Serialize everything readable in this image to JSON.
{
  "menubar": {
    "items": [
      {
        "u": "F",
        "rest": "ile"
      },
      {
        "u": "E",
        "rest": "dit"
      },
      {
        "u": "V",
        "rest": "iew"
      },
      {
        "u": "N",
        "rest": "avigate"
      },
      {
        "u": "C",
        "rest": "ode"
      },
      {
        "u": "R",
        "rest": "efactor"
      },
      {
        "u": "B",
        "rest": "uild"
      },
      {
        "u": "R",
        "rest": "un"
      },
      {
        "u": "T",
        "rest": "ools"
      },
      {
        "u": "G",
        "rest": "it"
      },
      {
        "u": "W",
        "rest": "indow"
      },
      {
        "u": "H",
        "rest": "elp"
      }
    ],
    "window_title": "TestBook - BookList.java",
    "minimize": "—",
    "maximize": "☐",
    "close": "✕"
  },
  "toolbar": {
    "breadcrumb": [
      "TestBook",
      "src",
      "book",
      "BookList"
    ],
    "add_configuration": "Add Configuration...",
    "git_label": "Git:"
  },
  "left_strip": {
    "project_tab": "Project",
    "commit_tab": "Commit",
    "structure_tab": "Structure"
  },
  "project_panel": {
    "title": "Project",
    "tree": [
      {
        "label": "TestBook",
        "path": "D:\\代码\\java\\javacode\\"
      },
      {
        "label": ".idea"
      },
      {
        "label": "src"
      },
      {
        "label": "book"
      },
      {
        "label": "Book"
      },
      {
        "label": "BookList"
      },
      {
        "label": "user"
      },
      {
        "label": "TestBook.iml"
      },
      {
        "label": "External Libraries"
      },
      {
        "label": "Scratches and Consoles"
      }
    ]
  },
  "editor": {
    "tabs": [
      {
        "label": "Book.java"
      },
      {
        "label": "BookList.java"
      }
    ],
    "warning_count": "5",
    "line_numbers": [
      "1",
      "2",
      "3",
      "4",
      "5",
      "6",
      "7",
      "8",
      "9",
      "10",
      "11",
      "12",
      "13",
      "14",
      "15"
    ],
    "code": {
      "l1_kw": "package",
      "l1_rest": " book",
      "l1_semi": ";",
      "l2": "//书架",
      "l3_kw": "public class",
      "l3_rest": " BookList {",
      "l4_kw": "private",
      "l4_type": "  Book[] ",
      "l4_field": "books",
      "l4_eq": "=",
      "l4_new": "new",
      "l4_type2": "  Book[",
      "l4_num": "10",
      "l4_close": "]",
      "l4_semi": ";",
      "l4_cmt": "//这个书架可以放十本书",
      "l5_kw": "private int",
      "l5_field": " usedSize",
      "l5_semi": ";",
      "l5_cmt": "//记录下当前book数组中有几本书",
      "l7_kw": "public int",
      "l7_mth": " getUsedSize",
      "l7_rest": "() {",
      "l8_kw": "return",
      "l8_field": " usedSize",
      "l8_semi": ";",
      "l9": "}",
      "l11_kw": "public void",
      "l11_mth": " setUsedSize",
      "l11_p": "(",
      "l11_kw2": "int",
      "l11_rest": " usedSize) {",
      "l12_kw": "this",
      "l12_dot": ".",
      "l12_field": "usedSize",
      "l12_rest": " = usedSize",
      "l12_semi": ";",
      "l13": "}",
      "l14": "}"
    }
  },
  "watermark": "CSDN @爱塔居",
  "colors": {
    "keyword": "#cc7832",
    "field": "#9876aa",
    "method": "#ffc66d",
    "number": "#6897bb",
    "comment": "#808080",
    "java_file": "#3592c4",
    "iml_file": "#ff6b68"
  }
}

____________

== The problem ==
Identify the lines above with the word "BookList". Copy them.

== Exercise solution ==
    "window_title": "TestBook - BookList.java",
      "BookList"
        "label": "BookList"
        "label": "BookList.java"
      "l3_rest": " BookList {",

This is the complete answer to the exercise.